Collect from the data below each line with "insert".

--- START OF Excerpted data ---

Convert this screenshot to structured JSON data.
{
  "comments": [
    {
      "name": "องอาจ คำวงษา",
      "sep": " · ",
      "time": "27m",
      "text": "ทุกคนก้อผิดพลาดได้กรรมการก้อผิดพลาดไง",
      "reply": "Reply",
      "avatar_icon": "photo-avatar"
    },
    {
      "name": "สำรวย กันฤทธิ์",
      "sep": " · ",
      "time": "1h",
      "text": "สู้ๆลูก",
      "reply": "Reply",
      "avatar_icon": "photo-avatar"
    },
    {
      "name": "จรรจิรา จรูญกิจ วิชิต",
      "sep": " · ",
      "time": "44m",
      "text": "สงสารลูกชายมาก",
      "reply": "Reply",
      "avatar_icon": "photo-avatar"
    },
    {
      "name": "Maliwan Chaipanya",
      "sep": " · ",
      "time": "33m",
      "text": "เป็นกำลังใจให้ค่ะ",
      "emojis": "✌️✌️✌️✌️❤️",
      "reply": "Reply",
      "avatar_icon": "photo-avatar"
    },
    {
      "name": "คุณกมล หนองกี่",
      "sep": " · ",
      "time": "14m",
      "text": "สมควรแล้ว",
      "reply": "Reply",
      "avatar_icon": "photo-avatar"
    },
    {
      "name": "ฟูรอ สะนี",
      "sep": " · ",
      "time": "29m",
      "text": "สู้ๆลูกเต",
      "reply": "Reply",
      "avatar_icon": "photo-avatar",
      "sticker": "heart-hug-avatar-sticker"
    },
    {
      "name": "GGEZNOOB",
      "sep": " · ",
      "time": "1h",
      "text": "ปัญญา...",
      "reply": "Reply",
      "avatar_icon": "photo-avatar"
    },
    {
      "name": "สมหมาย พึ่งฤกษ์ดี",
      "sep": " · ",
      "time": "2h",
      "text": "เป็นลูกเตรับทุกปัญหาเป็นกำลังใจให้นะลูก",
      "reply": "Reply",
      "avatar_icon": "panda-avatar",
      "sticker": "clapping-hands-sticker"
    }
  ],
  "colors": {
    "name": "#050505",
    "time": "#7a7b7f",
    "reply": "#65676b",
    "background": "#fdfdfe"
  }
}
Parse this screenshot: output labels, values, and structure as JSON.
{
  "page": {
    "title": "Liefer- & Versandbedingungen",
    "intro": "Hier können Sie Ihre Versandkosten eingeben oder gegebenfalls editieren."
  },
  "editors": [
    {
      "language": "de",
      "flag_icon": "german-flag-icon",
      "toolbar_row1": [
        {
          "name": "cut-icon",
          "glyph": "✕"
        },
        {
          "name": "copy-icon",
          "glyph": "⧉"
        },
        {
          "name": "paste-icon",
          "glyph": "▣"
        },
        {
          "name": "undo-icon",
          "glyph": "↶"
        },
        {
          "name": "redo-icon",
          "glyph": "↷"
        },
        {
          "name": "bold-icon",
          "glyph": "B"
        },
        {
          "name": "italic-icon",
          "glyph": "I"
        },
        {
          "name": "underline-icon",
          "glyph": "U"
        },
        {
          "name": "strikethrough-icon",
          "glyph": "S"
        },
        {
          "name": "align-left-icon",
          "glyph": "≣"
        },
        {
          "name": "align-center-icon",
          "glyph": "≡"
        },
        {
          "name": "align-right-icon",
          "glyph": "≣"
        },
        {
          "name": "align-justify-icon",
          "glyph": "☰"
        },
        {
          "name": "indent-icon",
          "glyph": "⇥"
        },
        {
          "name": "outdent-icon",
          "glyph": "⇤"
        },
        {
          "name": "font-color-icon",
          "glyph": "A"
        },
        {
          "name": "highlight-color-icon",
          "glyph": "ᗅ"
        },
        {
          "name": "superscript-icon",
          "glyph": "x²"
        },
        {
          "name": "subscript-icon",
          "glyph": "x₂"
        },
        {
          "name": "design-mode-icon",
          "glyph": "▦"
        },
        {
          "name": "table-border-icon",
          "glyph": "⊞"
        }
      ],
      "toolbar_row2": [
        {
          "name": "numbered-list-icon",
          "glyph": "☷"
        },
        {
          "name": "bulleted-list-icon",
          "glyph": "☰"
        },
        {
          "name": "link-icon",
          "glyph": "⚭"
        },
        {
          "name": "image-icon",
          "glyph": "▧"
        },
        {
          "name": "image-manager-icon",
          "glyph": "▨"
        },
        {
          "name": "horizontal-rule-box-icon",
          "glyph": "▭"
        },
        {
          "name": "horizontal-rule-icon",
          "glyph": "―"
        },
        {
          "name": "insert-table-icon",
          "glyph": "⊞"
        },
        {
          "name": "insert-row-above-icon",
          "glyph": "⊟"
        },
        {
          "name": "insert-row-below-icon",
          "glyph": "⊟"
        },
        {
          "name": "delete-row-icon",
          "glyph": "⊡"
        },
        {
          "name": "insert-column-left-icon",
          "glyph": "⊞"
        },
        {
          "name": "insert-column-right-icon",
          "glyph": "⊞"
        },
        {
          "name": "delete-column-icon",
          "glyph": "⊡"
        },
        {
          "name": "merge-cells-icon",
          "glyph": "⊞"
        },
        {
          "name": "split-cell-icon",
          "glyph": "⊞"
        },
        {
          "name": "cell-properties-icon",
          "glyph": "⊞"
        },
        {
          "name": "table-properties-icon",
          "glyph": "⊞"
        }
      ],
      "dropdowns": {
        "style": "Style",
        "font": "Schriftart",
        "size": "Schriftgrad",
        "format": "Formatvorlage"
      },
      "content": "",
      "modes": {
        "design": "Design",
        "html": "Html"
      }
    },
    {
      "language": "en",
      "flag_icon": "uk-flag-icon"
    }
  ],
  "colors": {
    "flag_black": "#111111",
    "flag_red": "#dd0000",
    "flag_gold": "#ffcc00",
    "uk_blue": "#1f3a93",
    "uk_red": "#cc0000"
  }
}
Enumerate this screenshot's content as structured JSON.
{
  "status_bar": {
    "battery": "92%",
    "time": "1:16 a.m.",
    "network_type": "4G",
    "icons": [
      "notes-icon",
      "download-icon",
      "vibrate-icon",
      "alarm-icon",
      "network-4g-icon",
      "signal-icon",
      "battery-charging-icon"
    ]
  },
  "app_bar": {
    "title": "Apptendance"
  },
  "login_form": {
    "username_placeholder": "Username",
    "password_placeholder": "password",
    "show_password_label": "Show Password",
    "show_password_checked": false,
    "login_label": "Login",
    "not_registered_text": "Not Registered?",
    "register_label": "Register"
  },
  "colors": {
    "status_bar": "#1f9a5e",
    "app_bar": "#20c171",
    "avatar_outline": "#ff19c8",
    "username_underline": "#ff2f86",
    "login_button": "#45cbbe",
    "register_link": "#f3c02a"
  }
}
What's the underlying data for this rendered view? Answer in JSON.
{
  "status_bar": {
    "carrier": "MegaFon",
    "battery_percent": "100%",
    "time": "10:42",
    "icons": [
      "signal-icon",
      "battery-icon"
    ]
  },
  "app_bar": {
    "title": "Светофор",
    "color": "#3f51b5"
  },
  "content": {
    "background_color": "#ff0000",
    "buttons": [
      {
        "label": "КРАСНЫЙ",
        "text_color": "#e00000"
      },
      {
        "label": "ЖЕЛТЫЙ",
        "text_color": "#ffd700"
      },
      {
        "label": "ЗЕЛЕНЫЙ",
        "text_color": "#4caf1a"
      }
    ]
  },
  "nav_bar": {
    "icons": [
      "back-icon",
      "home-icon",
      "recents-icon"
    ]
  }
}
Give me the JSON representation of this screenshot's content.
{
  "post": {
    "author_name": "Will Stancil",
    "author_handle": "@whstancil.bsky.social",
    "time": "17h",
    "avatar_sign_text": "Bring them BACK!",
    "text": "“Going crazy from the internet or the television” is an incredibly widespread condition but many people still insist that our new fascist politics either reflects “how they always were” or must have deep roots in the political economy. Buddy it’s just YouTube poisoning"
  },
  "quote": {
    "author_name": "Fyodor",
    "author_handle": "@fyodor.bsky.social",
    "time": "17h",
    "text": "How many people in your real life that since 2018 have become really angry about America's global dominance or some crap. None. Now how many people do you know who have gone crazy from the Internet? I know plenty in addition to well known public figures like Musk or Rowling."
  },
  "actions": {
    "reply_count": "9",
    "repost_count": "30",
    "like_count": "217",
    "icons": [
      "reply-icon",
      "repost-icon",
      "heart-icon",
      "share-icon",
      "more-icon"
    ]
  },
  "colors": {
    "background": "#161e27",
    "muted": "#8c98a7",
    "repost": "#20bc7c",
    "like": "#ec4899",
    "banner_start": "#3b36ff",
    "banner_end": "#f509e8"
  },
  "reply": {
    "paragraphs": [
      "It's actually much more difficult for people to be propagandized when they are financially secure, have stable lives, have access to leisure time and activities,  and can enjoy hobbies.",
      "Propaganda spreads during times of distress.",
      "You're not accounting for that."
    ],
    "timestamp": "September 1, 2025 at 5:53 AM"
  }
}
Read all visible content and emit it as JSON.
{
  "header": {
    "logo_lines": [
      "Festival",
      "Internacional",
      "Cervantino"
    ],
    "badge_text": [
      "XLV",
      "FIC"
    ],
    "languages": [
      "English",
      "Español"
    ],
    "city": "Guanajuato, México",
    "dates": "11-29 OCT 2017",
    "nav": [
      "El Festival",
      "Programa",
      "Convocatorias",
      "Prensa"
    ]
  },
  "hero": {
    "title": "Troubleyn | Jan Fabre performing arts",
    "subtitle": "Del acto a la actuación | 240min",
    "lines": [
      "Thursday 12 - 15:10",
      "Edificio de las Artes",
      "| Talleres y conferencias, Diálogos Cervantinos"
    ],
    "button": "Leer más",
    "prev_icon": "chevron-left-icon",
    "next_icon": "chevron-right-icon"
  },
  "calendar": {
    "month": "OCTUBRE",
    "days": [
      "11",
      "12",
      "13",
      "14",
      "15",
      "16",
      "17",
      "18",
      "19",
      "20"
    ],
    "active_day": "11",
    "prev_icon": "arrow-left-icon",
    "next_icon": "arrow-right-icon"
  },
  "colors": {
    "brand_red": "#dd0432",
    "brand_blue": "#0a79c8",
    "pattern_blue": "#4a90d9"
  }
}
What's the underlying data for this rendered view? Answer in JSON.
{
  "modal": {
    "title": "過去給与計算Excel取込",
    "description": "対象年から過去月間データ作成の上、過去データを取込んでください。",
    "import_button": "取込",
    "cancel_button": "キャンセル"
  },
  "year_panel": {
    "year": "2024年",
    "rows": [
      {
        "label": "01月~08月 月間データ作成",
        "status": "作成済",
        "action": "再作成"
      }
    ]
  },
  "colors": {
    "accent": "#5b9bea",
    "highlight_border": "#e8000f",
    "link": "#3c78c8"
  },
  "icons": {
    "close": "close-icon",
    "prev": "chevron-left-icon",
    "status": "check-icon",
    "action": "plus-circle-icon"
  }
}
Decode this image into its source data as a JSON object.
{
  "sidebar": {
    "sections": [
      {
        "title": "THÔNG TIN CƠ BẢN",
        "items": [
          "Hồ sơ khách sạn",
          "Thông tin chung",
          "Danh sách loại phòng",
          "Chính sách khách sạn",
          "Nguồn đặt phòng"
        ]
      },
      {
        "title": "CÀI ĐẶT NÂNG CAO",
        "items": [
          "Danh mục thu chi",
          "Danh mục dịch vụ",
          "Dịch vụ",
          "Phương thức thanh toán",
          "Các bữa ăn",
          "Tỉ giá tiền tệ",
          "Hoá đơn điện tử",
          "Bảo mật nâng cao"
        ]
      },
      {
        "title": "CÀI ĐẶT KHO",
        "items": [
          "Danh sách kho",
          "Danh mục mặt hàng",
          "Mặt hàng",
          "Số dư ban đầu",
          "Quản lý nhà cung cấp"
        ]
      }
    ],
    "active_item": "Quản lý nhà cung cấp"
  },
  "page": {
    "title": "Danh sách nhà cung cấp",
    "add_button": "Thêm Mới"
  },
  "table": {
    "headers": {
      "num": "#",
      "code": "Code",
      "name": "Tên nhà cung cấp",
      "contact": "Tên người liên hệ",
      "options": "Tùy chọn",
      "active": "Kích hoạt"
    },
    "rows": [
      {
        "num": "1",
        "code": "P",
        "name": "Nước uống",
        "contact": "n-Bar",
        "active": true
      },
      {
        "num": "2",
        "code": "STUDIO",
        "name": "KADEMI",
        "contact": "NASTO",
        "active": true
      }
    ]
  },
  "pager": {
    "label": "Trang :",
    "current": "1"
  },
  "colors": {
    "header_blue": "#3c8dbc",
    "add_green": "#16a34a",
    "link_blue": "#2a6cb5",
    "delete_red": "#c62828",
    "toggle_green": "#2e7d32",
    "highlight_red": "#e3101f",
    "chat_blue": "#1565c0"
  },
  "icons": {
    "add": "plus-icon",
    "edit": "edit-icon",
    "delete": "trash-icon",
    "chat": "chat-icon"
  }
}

--- END OF Excerpted data ---

> _Task response_
          "name": "insert-table-icon",
          "name": "insert-row-above-icon",
          "name": "insert-row-below-icon",
          "name": "insert-column-left-icon",
          "name": "insert-column-right-icon",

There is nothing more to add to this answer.